-- Start of Data supplied --
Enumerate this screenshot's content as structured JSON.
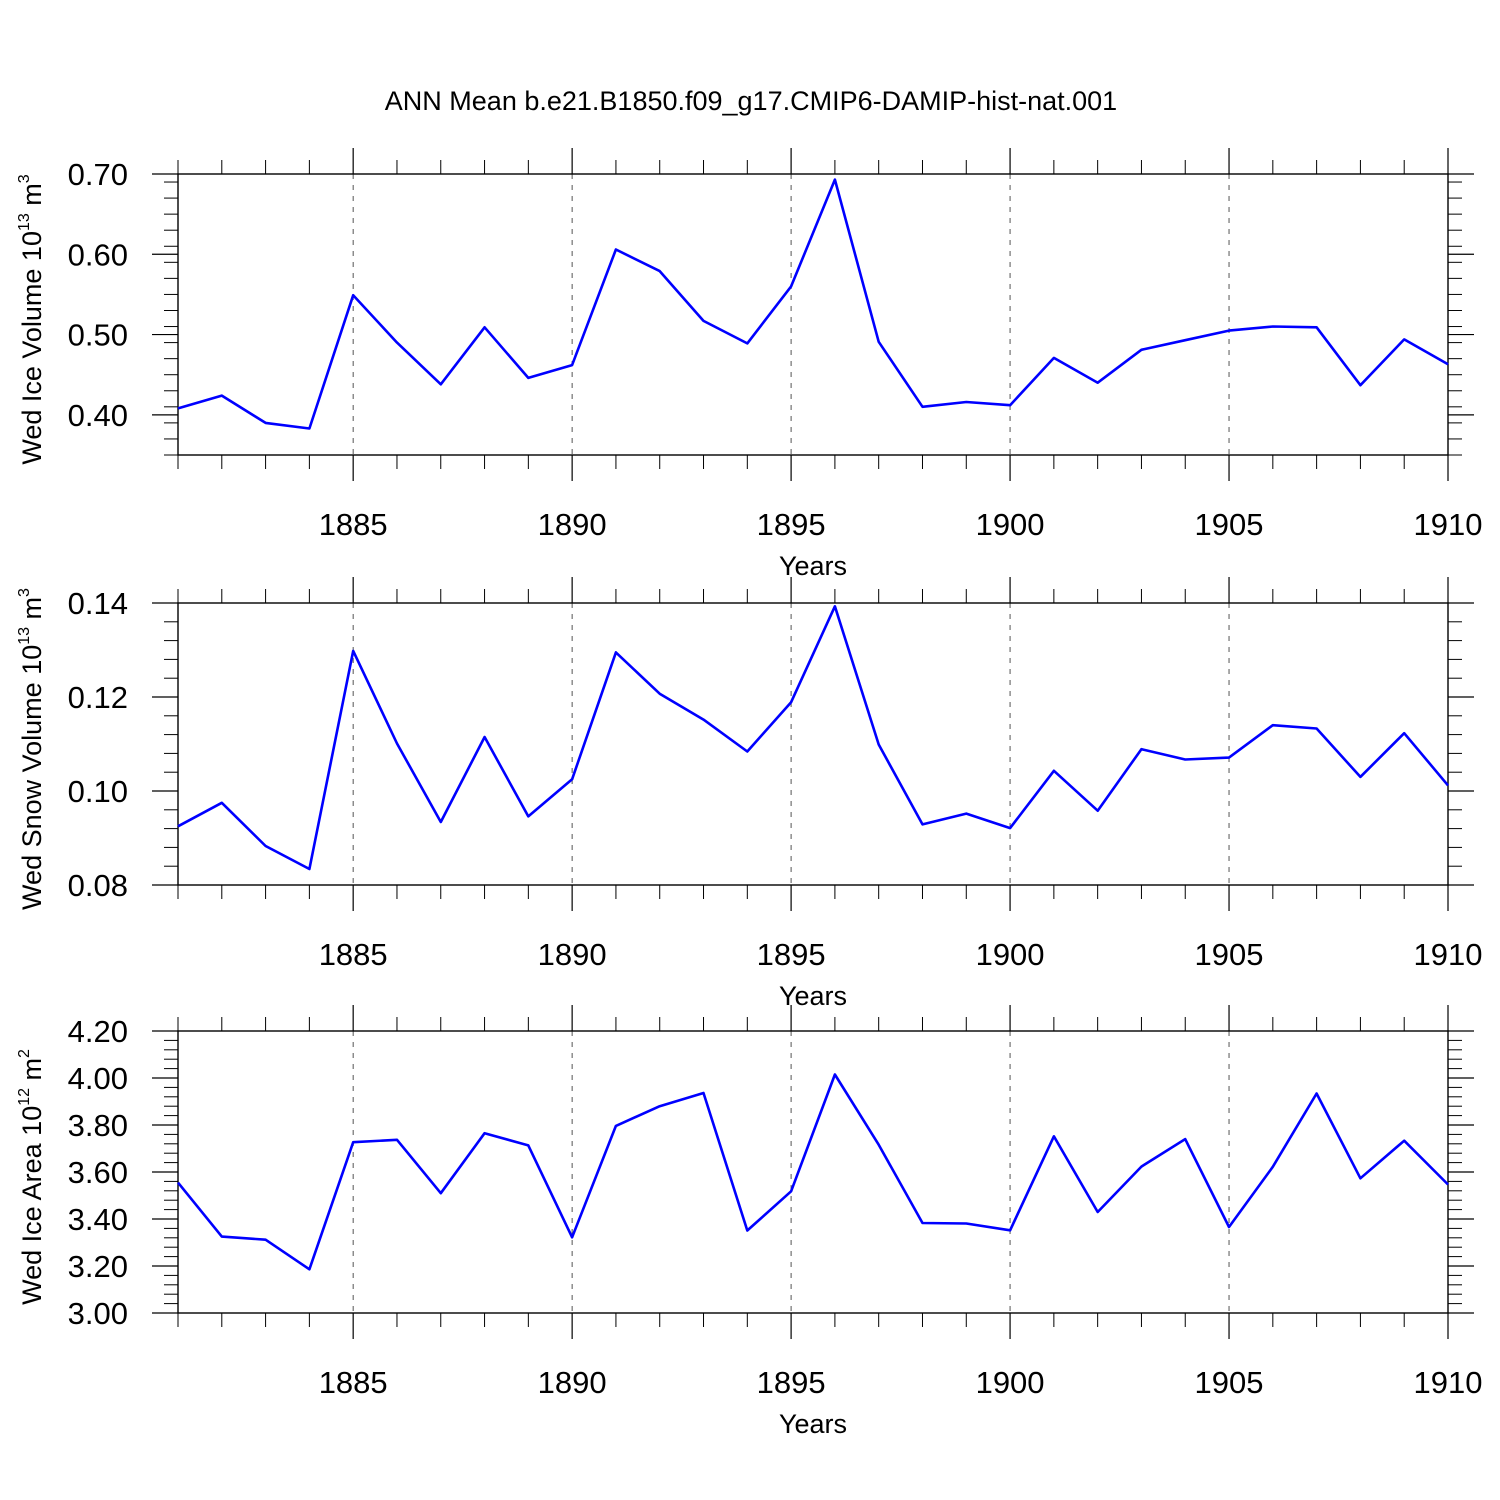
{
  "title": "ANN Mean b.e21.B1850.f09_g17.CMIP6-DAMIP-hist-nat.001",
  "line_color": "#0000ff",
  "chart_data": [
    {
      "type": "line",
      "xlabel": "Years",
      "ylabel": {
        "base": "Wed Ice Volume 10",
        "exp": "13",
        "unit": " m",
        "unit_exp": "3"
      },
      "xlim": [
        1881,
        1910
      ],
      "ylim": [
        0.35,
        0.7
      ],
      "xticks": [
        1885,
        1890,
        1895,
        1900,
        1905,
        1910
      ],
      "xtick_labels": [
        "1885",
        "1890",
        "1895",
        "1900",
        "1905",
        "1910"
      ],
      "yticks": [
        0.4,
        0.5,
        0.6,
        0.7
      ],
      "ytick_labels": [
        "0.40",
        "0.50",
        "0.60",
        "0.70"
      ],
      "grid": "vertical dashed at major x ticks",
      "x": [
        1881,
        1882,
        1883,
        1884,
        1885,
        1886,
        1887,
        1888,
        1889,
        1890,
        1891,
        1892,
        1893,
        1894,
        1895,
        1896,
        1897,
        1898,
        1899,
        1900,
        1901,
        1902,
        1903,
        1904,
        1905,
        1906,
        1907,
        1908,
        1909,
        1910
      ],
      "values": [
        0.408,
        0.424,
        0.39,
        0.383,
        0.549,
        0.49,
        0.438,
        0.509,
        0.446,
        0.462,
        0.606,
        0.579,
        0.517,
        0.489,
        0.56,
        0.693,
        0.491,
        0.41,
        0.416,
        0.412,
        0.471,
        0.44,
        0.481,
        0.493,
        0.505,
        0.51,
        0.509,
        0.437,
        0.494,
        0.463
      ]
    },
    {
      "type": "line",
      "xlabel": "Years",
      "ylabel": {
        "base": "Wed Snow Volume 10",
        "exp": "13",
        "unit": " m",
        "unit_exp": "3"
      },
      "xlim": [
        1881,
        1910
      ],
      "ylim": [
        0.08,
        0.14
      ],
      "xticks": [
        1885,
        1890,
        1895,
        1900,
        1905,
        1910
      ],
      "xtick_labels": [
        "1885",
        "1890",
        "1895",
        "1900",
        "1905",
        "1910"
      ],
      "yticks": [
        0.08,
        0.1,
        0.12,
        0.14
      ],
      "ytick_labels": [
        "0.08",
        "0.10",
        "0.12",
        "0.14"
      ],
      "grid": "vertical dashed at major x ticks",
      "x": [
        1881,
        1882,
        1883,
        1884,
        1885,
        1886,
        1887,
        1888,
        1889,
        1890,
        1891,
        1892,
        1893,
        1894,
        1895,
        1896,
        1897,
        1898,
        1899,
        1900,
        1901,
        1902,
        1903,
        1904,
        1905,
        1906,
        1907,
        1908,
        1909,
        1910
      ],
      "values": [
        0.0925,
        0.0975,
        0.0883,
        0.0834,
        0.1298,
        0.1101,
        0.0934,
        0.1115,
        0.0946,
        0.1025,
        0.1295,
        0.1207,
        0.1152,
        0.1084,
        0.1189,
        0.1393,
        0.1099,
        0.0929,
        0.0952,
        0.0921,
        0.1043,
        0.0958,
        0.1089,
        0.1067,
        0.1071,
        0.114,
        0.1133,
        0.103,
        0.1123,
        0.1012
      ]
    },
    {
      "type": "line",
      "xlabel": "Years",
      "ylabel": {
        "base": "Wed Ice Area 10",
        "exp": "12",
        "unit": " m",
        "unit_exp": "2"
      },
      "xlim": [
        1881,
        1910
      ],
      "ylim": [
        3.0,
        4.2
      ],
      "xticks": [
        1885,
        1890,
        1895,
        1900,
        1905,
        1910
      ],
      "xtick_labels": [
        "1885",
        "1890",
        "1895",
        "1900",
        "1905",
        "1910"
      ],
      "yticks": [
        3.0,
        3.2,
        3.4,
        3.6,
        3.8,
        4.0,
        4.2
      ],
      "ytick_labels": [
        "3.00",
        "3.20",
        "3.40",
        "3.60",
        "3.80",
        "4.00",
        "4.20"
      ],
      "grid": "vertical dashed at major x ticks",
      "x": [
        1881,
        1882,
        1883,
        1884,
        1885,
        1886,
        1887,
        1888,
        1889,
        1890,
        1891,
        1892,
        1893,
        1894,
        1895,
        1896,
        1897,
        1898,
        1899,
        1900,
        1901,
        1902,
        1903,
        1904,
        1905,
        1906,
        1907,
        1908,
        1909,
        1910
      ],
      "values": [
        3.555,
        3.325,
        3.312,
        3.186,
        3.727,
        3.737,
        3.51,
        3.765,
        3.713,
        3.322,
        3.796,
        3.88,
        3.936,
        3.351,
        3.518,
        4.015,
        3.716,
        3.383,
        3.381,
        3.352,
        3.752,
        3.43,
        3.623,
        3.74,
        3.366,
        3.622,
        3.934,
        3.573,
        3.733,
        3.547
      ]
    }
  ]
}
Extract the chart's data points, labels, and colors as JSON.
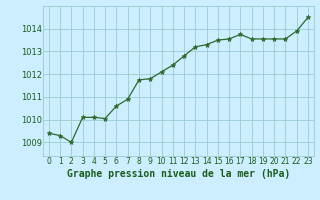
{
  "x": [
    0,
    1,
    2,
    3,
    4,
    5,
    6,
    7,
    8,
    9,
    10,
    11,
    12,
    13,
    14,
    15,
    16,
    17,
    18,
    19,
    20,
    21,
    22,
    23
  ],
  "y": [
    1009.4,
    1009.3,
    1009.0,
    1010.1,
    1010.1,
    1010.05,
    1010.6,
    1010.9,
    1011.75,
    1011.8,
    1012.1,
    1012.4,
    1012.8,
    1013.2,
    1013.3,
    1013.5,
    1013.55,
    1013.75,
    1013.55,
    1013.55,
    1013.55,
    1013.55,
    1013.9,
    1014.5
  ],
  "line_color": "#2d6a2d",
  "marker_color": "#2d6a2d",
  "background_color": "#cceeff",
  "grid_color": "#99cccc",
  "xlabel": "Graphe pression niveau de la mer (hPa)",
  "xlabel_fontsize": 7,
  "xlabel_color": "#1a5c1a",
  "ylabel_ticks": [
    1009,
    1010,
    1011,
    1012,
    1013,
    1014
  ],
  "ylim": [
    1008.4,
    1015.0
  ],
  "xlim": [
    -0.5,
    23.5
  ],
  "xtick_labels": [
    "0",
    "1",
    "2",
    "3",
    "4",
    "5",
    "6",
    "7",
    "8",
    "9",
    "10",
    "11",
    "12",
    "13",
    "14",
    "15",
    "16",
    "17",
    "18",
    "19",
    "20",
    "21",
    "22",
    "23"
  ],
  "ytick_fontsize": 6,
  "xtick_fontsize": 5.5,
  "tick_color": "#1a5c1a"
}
-- End of Data supplied --
• _Required task_:
Using the records above, retype everything exactly except the pictures.

• _Answer for this exercise_:
Enumerate this screenshot's content as structured JSON.
{
  "title": "ANN Mean b.e21.B1850.f09_g17.CMIP6-DAMIP-hist-nat.001",
  "line_color": "#0000ff",
  "chart_data": [
    {
      "type": "line",
      "xlabel": "Years",
      "ylabel": {
        "base": "Wed Ice Volume 10",
        "exp": "13",
        "unit": " m",
        "unit_exp": "3"
      },
      "xlim": [
        1881,
        1910
      ],
      "ylim": [
        0.35,
        0.7
      ],
      "xticks": [
        1885,
        1890,
        1895,
        1900,
        1905,
        1910
      ],
      "xtick_labels": [
        "1885",
        "1890",
        "1895",
        "1900",
        "1905",
        "1910"
      ],
      "yticks": [
        0.4,
        0.5,
        0.6,
        0.7
      ],
      "ytick_labels": [
        "0.40",
        "0.50",
        "0.60",
        "0.70"
      ],
      "grid": "vertical dashed at major x ticks",
      "x": [
        1881,
        1882,
        1883,
        1884,
        1885,
        1886,
        1887,
        1888,
        1889,
        1890,
        1891,
        1892,
        1893,
        1894,
        1895,
        1896,
        1897,
        1898,
        1899,
        1900,
        1901,
        1902,
        1903,
        1904,
        1905,
        1906,
        1907,
        1908,
        1909,
        1910
      ],
      "values": [
        0.408,
        0.424,
        0.39,
        0.383,
        0.549,
        0.49,
        0.438,
        0.509,
        0.446,
        0.462,
        0.606,
        0.579,
        0.517,
        0.489,
        0.56,
        0.693,
        0.491,
        0.41,
        0.416,
        0.412,
        0.471,
        0.44,
        0.481,
        0.493,
        0.505,
        0.51,
        0.509,
        0.437,
        0.494,
        0.463
      ]
    },
    {
      "type": "line",
      "xlabel": "Years",
      "ylabel": {
        "base": "Wed Snow Volume 10",
        "exp": "13",
        "unit": " m",
        "unit_exp": "3"
      },
      "xlim": [
        1881,
        1910
      ],
      "ylim": [
        0.08,
        0.14
      ],
      "xticks": [
        1885,
        1890,
        1895,
        1900,
        1905,
        1910
      ],
      "xtick_labels": [
        "1885",
        "1890",
        "1895",
        "1900",
        "1905",
        "1910"
      ],
      "yticks": [
        0.08,
        0.1,
        0.12,
        0.14
      ],
      "ytick_labels": [
        "0.08",
        "0.10",
        "0.12",
        "0.14"
      ],
      "grid": "vertical dashed at major x ticks",
      "x": [
        1881,
        1882,
        1883,
        1884,
        1885,
        1886,
        1887,
        1888,
        1889,
        1890,
        1891,
        1892,
        1893,
        1894,
        1895,
        1896,
        1897,
        1898,
        1899,
        1900,
        1901,
        1902,
        1903,
        1904,
        1905,
        1906,
        1907,
        1908,
        1909,
        1910
      ],
      "values": [
        0.0925,
        0.0975,
        0.0883,
        0.0834,
        0.1298,
        0.1101,
        0.0934,
        0.1115,
        0.0946,
        0.1025,
        0.1295,
        0.1207,
        0.1152,
        0.1084,
        0.1189,
        0.1393,
        0.1099,
        0.0929,
        0.0952,
        0.0921,
        0.1043,
        0.0958,
        0.1089,
        0.1067,
        0.1071,
        0.114,
        0.1133,
        0.103,
        0.1123,
        0.1012
      ]
    },
    {
      "type": "line",
      "xlabel": "Years",
      "ylabel": {
        "base": "Wed Ice Area 10",
        "exp": "12",
        "unit": " m",
        "unit_exp": "2"
      },
      "xlim": [
        1881,
        1910
      ],
      "ylim": [
        3.0,
        4.2
      ],
      "xticks": [
        1885,
        1890,
        1895,
        1900,
        1905,
        1910
      ],
      "xtick_labels": [
        "1885",
        "1890",
        "1895",
        "1900",
        "1905",
        "1910"
      ],
      "yticks": [
        3.0,
        3.2,
        3.4,
        3.6,
        3.8,
        4.0,
        4.2
      ],
      "ytick_labels": [
        "3.00",
        "3.20",
        "3.40",
        "3.60",
        "3.80",
        "4.00",
        "4.20"
      ],
      "grid": "vertical dashed at major x ticks",
      "x": [
        1881,
        1882,
        1883,
        1884,
        1885,
        1886,
        1887,
        1888,
        1889,
        1890,
        1891,
        1892,
        1893,
        1894,
        1895,
        1896,
        1897,
        1898,
        1899,
        1900,
        1901,
        1902,
        1903,
        1904,
        1905,
        1906,
        1907,
        1908,
        1909,
        1910
      ],
      "values": [
        3.555,
        3.325,
        3.312,
        3.186,
        3.727,
        3.737,
        3.51,
        3.765,
        3.713,
        3.322,
        3.796,
        3.88,
        3.936,
        3.351,
        3.518,
        4.015,
        3.716,
        3.383,
        3.381,
        3.352,
        3.752,
        3.43,
        3.623,
        3.74,
        3.366,
        3.622,
        3.934,
        3.573,
        3.733,
        3.547
      ]
    }
  ]
}
Extract the chart's data points, labels, and colors as JSON.
{
  "x": [
    0,
    1,
    2,
    3,
    4,
    5,
    6,
    7,
    8,
    9,
    10,
    11,
    12,
    13,
    14,
    15,
    16,
    17,
    18,
    19,
    20,
    21,
    22,
    23
  ],
  "y": [
    1009.4,
    1009.3,
    1009.0,
    1010.1,
    1010.1,
    1010.05,
    1010.6,
    1010.9,
    1011.75,
    1011.8,
    1012.1,
    1012.4,
    1012.8,
    1013.2,
    1013.3,
    1013.5,
    1013.55,
    1013.75,
    1013.55,
    1013.55,
    1013.55,
    1013.55,
    1013.9,
    1014.5
  ],
  "line_color": "#2d6a2d",
  "marker_color": "#2d6a2d",
  "background_color": "#cceeff",
  "grid_color": "#99cccc",
  "xlabel": "Graphe pression niveau de la mer (hPa)",
  "xlabel_fontsize": 7,
  "xlabel_color": "#1a5c1a",
  "ylabel_ticks": [
    1009,
    1010,
    1011,
    1012,
    1013,
    1014
  ],
  "ylim": [
    1008.4,
    1015.0
  ],
  "xlim": [
    -0.5,
    23.5
  ],
  "xtick_labels": [
    "0",
    "1",
    "2",
    "3",
    "4",
    "5",
    "6",
    "7",
    "8",
    "9",
    "10",
    "11",
    "12",
    "13",
    "14",
    "15",
    "16",
    "17",
    "18",
    "19",
    "20",
    "21",
    "22",
    "23"
  ],
  "ytick_fontsize": 6,
  "xtick_fontsize": 5.5,
  "tick_color": "#1a5c1a"
}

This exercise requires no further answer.